— start Working data —
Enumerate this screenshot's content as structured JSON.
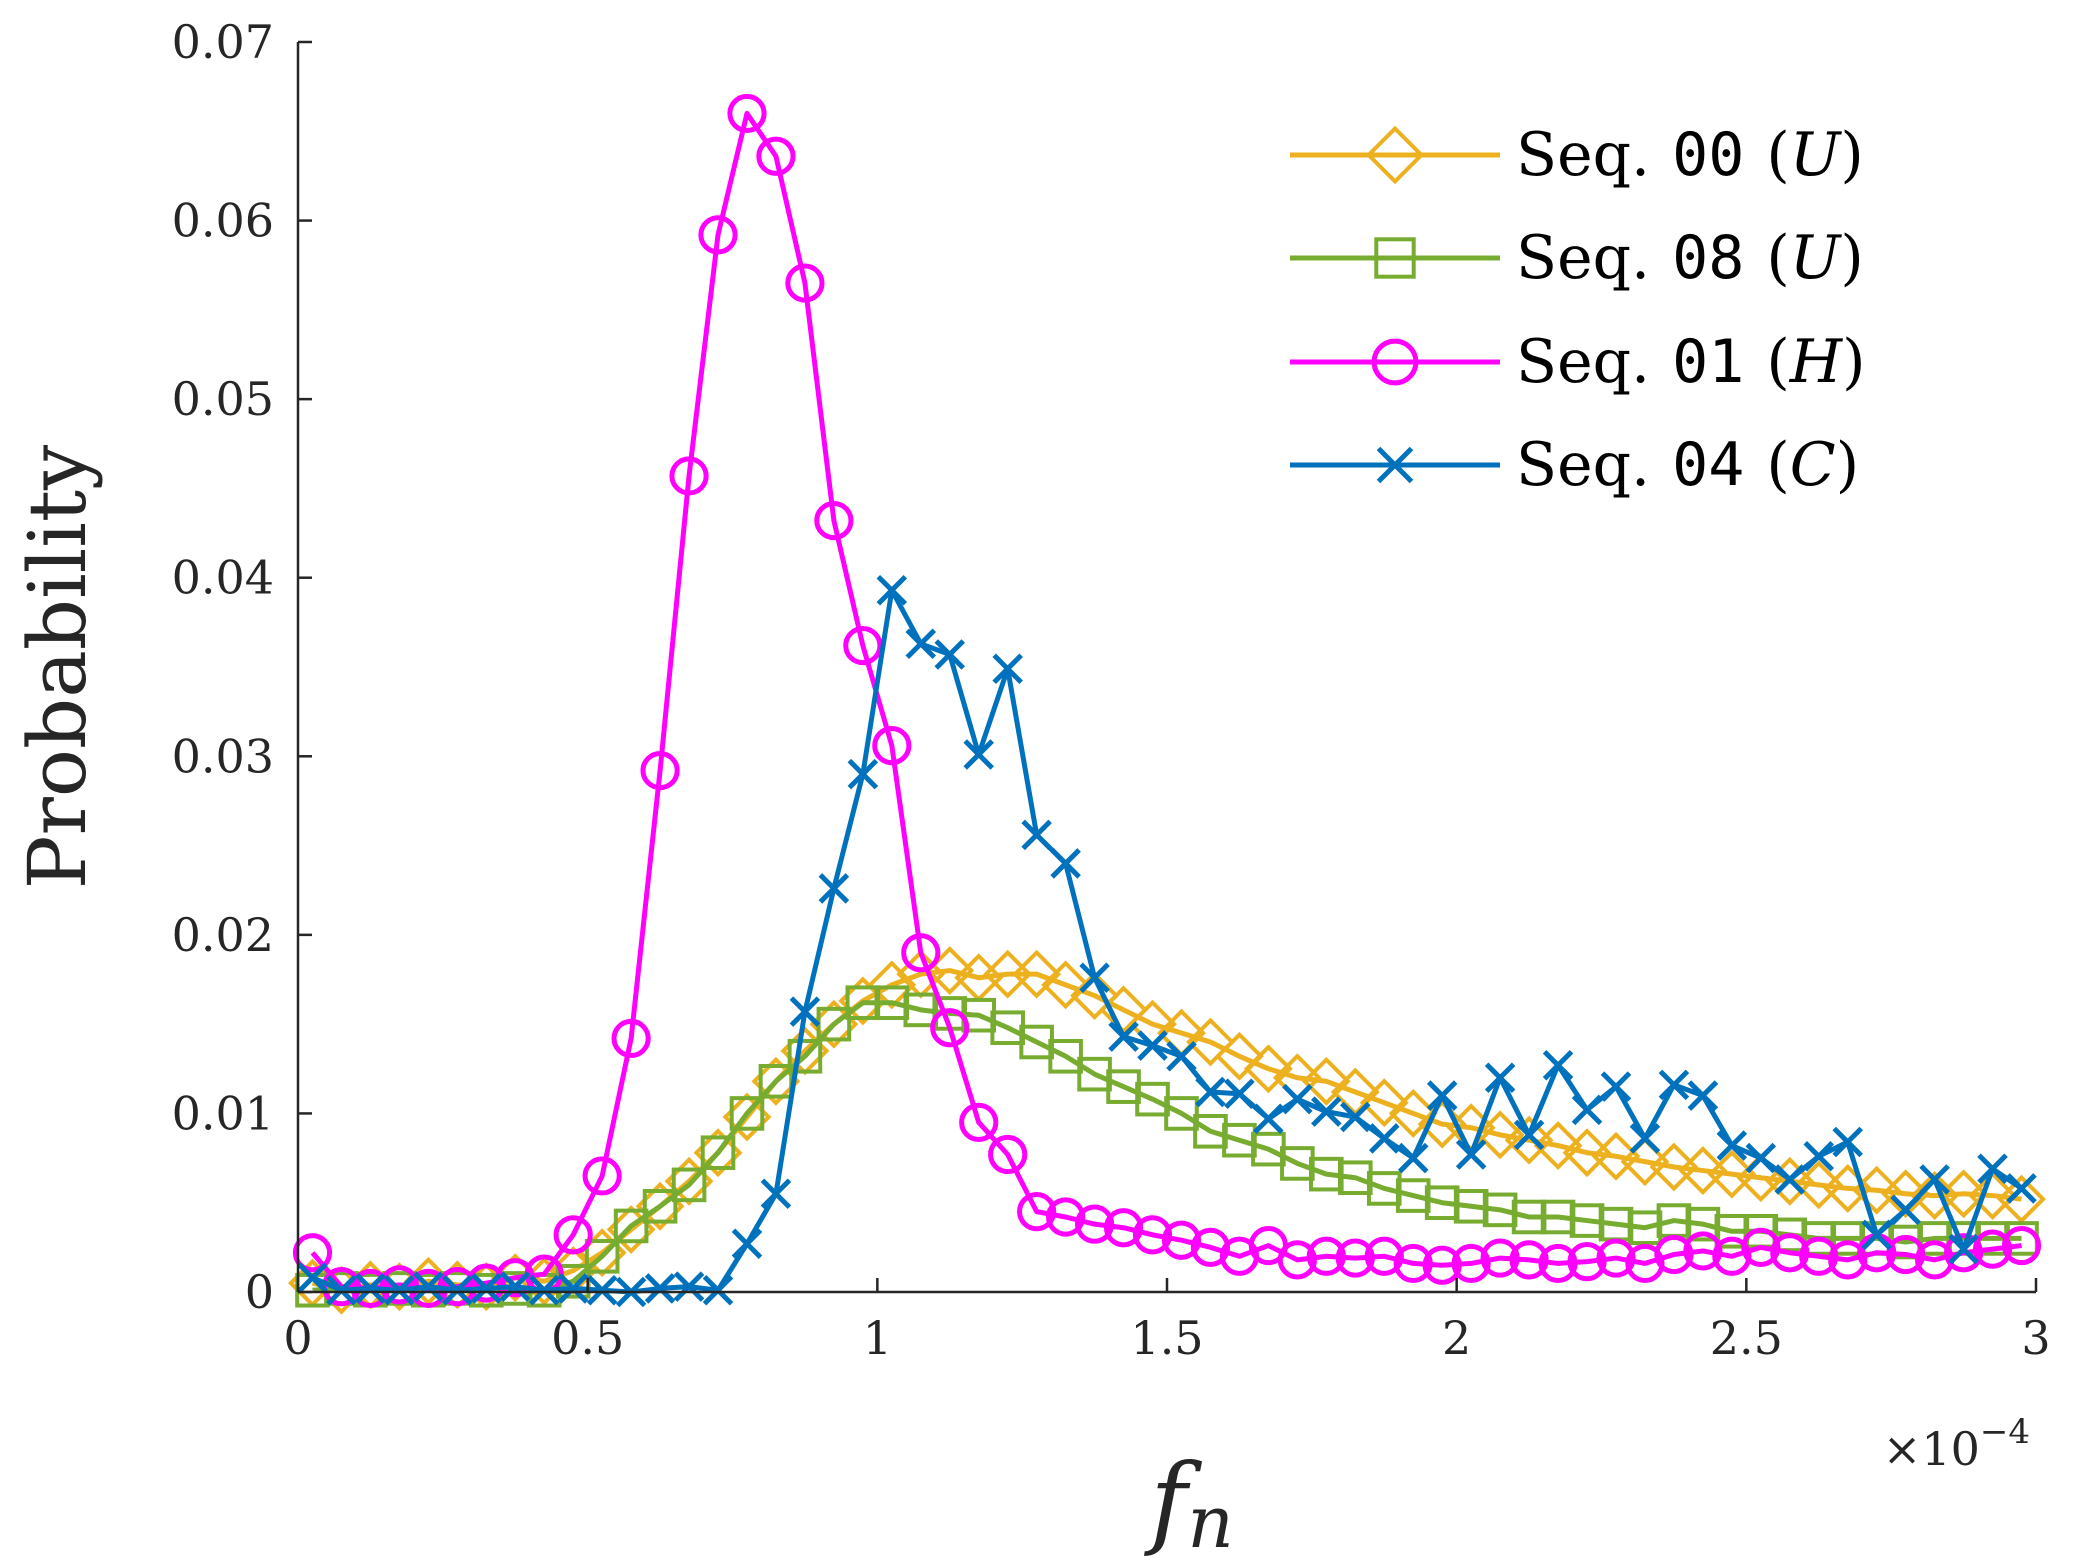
{
  "chart_data": {
    "type": "line",
    "xlabel": "f",
    "xlabel_subscript": "n",
    "ylabel": "Probability",
    "x_multiplier": "×10",
    "x_multiplier_exponent": "−4",
    "xlim": [
      0,
      3
    ],
    "ylim": [
      0,
      0.07
    ],
    "xticks": [
      "0",
      "0.5",
      "1",
      "1.5",
      "2",
      "2.5",
      "3"
    ],
    "yticks": [
      "0",
      "0.01",
      "0.02",
      "0.03",
      "0.04",
      "0.05",
      "0.06",
      "0.07"
    ],
    "legend_position": "top-right",
    "x": [
      0.025,
      0.075,
      0.125,
      0.175,
      0.225,
      0.275,
      0.325,
      0.375,
      0.425,
      0.475,
      0.525,
      0.575,
      0.625,
      0.675,
      0.725,
      0.775,
      0.825,
      0.875,
      0.925,
      0.975,
      1.025,
      1.075,
      1.125,
      1.175,
      1.225,
      1.275,
      1.325,
      1.375,
      1.425,
      1.475,
      1.525,
      1.575,
      1.625,
      1.675,
      1.725,
      1.775,
      1.825,
      1.875,
      1.925,
      1.975,
      2.025,
      2.075,
      2.125,
      2.175,
      2.225,
      2.275,
      2.325,
      2.375,
      2.425,
      2.475,
      2.525,
      2.575,
      2.625,
      2.675,
      2.725,
      2.775,
      2.825,
      2.875,
      2.925,
      2.975
    ],
    "series": [
      {
        "name": "Seq. 00",
        "name_prefix": "Seq.",
        "name_code": "00",
        "name_label": "U",
        "color": "#EDB120",
        "marker": "diamond",
        "values": [
          0.0005,
          0.0001,
          0.0004,
          0.0003,
          0.0006,
          0.0004,
          0.0003,
          0.0008,
          0.0006,
          0.0012,
          0.0022,
          0.0035,
          0.0048,
          0.0062,
          0.0078,
          0.0098,
          0.0118,
          0.0135,
          0.015,
          0.0163,
          0.0172,
          0.0178,
          0.018,
          0.0176,
          0.0178,
          0.0178,
          0.0172,
          0.0166,
          0.0158,
          0.015,
          0.0145,
          0.014,
          0.0132,
          0.0125,
          0.012,
          0.0118,
          0.0112,
          0.0106,
          0.01,
          0.0094,
          0.0092,
          0.0088,
          0.0085,
          0.0082,
          0.0078,
          0.0076,
          0.0073,
          0.007,
          0.0068,
          0.0066,
          0.0064,
          0.0062,
          0.006,
          0.0058,
          0.0057,
          0.0055,
          0.0054,
          0.0055,
          0.0054,
          0.0052
        ]
      },
      {
        "name": "Seq. 08",
        "name_prefix": "Seq.",
        "name_code": "08",
        "name_label": "U",
        "color": "#77AC30",
        "marker": "square",
        "values": [
          0.0001,
          0.0002,
          0.0001,
          0.0002,
          0.0001,
          0.0002,
          0.0001,
          0.0002,
          0.0001,
          0.0006,
          0.002,
          0.0037,
          0.0048,
          0.006,
          0.0078,
          0.01,
          0.0118,
          0.0132,
          0.015,
          0.0162,
          0.0162,
          0.0158,
          0.0156,
          0.0155,
          0.0148,
          0.014,
          0.0132,
          0.0122,
          0.0115,
          0.0108,
          0.01,
          0.009,
          0.0085,
          0.008,
          0.0072,
          0.0066,
          0.0064,
          0.0058,
          0.0054,
          0.005,
          0.0048,
          0.0046,
          0.0042,
          0.0042,
          0.004,
          0.0038,
          0.0036,
          0.004,
          0.0038,
          0.0034,
          0.0034,
          0.0032,
          0.003,
          0.003,
          0.003,
          0.0028,
          0.003,
          0.003,
          0.003,
          0.003
        ]
      },
      {
        "name": "Seq. 01",
        "name_prefix": "Seq.",
        "name_code": "01",
        "name_label": "H",
        "color": "#FF00FF",
        "marker": "circle",
        "values": [
          0.0022,
          0.0003,
          0.0002,
          0.0004,
          0.0002,
          0.0003,
          0.0005,
          0.0008,
          0.001,
          0.0032,
          0.0065,
          0.0142,
          0.0292,
          0.0457,
          0.0592,
          0.066,
          0.0636,
          0.0565,
          0.0432,
          0.0362,
          0.0306,
          0.019,
          0.0148,
          0.0095,
          0.0077,
          0.0045,
          0.0042,
          0.0038,
          0.0036,
          0.0032,
          0.0029,
          0.0025,
          0.002,
          0.0026,
          0.0018,
          0.002,
          0.0019,
          0.002,
          0.0016,
          0.0015,
          0.0016,
          0.0019,
          0.0018,
          0.0016,
          0.0017,
          0.0019,
          0.0016,
          0.0021,
          0.0023,
          0.002,
          0.0025,
          0.0022,
          0.002,
          0.0018,
          0.0022,
          0.0021,
          0.0018,
          0.0022,
          0.0024,
          0.0026
        ]
      },
      {
        "name": "Seq. 04",
        "name_prefix": "Seq.",
        "name_code": "04",
        "name_label": "C",
        "color": "#0072BD",
        "marker": "x",
        "values": [
          0.0008,
          0.0001,
          0.0002,
          0.0001,
          0.0003,
          0.0001,
          0.0002,
          0.0003,
          0.0001,
          0.0002,
          0.0001,
          0.0,
          0.0002,
          0.0003,
          0.0001,
          0.0027,
          0.0055,
          0.0157,
          0.0226,
          0.029,
          0.0393,
          0.0363,
          0.0357,
          0.0301,
          0.0349,
          0.0256,
          0.024,
          0.0176,
          0.0143,
          0.0138,
          0.0132,
          0.0112,
          0.0111,
          0.0097,
          0.0108,
          0.0101,
          0.0098,
          0.0086,
          0.0075,
          0.011,
          0.0077,
          0.012,
          0.0088,
          0.0127,
          0.0102,
          0.0115,
          0.0086,
          0.0116,
          0.011,
          0.0082,
          0.0075,
          0.0063,
          0.0076,
          0.0084,
          0.0032,
          0.0046,
          0.0063,
          0.0024,
          0.0069,
          0.0058
        ]
      }
    ]
  }
}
— end Working data —
# [What the exercise asks]
Copy out the data above exactly, except the pictures.

# [Reply]
Enumerate this screenshot's content as structured JSON.
{
  "chart_data": {
    "type": "line",
    "xlabel": "f",
    "xlabel_subscript": "n",
    "ylabel": "Probability",
    "x_multiplier": "×10",
    "x_multiplier_exponent": "−4",
    "xlim": [
      0,
      3
    ],
    "ylim": [
      0,
      0.07
    ],
    "xticks": [
      "0",
      "0.5",
      "1",
      "1.5",
      "2",
      "2.5",
      "3"
    ],
    "yticks": [
      "0",
      "0.01",
      "0.02",
      "0.03",
      "0.04",
      "0.05",
      "0.06",
      "0.07"
    ],
    "legend_position": "top-right",
    "x": [
      0.025,
      0.075,
      0.125,
      0.175,
      0.225,
      0.275,
      0.325,
      0.375,
      0.425,
      0.475,
      0.525,
      0.575,
      0.625,
      0.675,
      0.725,
      0.775,
      0.825,
      0.875,
      0.925,
      0.975,
      1.025,
      1.075,
      1.125,
      1.175,
      1.225,
      1.275,
      1.325,
      1.375,
      1.425,
      1.475,
      1.525,
      1.575,
      1.625,
      1.675,
      1.725,
      1.775,
      1.825,
      1.875,
      1.925,
      1.975,
      2.025,
      2.075,
      2.125,
      2.175,
      2.225,
      2.275,
      2.325,
      2.375,
      2.425,
      2.475,
      2.525,
      2.575,
      2.625,
      2.675,
      2.725,
      2.775,
      2.825,
      2.875,
      2.925,
      2.975
    ],
    "series": [
      {
        "name": "Seq. 00",
        "name_prefix": "Seq.",
        "name_code": "00",
        "name_label": "U",
        "color": "#EDB120",
        "marker": "diamond",
        "values": [
          0.0005,
          0.0001,
          0.0004,
          0.0003,
          0.0006,
          0.0004,
          0.0003,
          0.0008,
          0.0006,
          0.0012,
          0.0022,
          0.0035,
          0.0048,
          0.0062,
          0.0078,
          0.0098,
          0.0118,
          0.0135,
          0.015,
          0.0163,
          0.0172,
          0.0178,
          0.018,
          0.0176,
          0.0178,
          0.0178,
          0.0172,
          0.0166,
          0.0158,
          0.015,
          0.0145,
          0.014,
          0.0132,
          0.0125,
          0.012,
          0.0118,
          0.0112,
          0.0106,
          0.01,
          0.0094,
          0.0092,
          0.0088,
          0.0085,
          0.0082,
          0.0078,
          0.0076,
          0.0073,
          0.007,
          0.0068,
          0.0066,
          0.0064,
          0.0062,
          0.006,
          0.0058,
          0.0057,
          0.0055,
          0.0054,
          0.0055,
          0.0054,
          0.0052
        ]
      },
      {
        "name": "Seq. 08",
        "name_prefix": "Seq.",
        "name_code": "08",
        "name_label": "U",
        "color": "#77AC30",
        "marker": "square",
        "values": [
          0.0001,
          0.0002,
          0.0001,
          0.0002,
          0.0001,
          0.0002,
          0.0001,
          0.0002,
          0.0001,
          0.0006,
          0.002,
          0.0037,
          0.0048,
          0.006,
          0.0078,
          0.01,
          0.0118,
          0.0132,
          0.015,
          0.0162,
          0.0162,
          0.0158,
          0.0156,
          0.0155,
          0.0148,
          0.014,
          0.0132,
          0.0122,
          0.0115,
          0.0108,
          0.01,
          0.009,
          0.0085,
          0.008,
          0.0072,
          0.0066,
          0.0064,
          0.0058,
          0.0054,
          0.005,
          0.0048,
          0.0046,
          0.0042,
          0.0042,
          0.004,
          0.0038,
          0.0036,
          0.004,
          0.0038,
          0.0034,
          0.0034,
          0.0032,
          0.003,
          0.003,
          0.003,
          0.0028,
          0.003,
          0.003,
          0.003,
          0.003
        ]
      },
      {
        "name": "Seq. 01",
        "name_prefix": "Seq.",
        "name_code": "01",
        "name_label": "H",
        "color": "#FF00FF",
        "marker": "circle",
        "values": [
          0.0022,
          0.0003,
          0.0002,
          0.0004,
          0.0002,
          0.0003,
          0.0005,
          0.0008,
          0.001,
          0.0032,
          0.0065,
          0.0142,
          0.0292,
          0.0457,
          0.0592,
          0.066,
          0.0636,
          0.0565,
          0.0432,
          0.0362,
          0.0306,
          0.019,
          0.0148,
          0.0095,
          0.0077,
          0.0045,
          0.0042,
          0.0038,
          0.0036,
          0.0032,
          0.0029,
          0.0025,
          0.002,
          0.0026,
          0.0018,
          0.002,
          0.0019,
          0.002,
          0.0016,
          0.0015,
          0.0016,
          0.0019,
          0.0018,
          0.0016,
          0.0017,
          0.0019,
          0.0016,
          0.0021,
          0.0023,
          0.002,
          0.0025,
          0.0022,
          0.002,
          0.0018,
          0.0022,
          0.0021,
          0.0018,
          0.0022,
          0.0024,
          0.0026
        ]
      },
      {
        "name": "Seq. 04",
        "name_prefix": "Seq.",
        "name_code": "04",
        "name_label": "C",
        "color": "#0072BD",
        "marker": "x",
        "values": [
          0.0008,
          0.0001,
          0.0002,
          0.0001,
          0.0003,
          0.0001,
          0.0002,
          0.0003,
          0.0001,
          0.0002,
          0.0001,
          0.0,
          0.0002,
          0.0003,
          0.0001,
          0.0027,
          0.0055,
          0.0157,
          0.0226,
          0.029,
          0.0393,
          0.0363,
          0.0357,
          0.0301,
          0.0349,
          0.0256,
          0.024,
          0.0176,
          0.0143,
          0.0138,
          0.0132,
          0.0112,
          0.0111,
          0.0097,
          0.0108,
          0.0101,
          0.0098,
          0.0086,
          0.0075,
          0.011,
          0.0077,
          0.012,
          0.0088,
          0.0127,
          0.0102,
          0.0115,
          0.0086,
          0.0116,
          0.011,
          0.0082,
          0.0075,
          0.0063,
          0.0076,
          0.0084,
          0.0032,
          0.0046,
          0.0063,
          0.0024,
          0.0069,
          0.0058
        ]
      }
    ]
  }
}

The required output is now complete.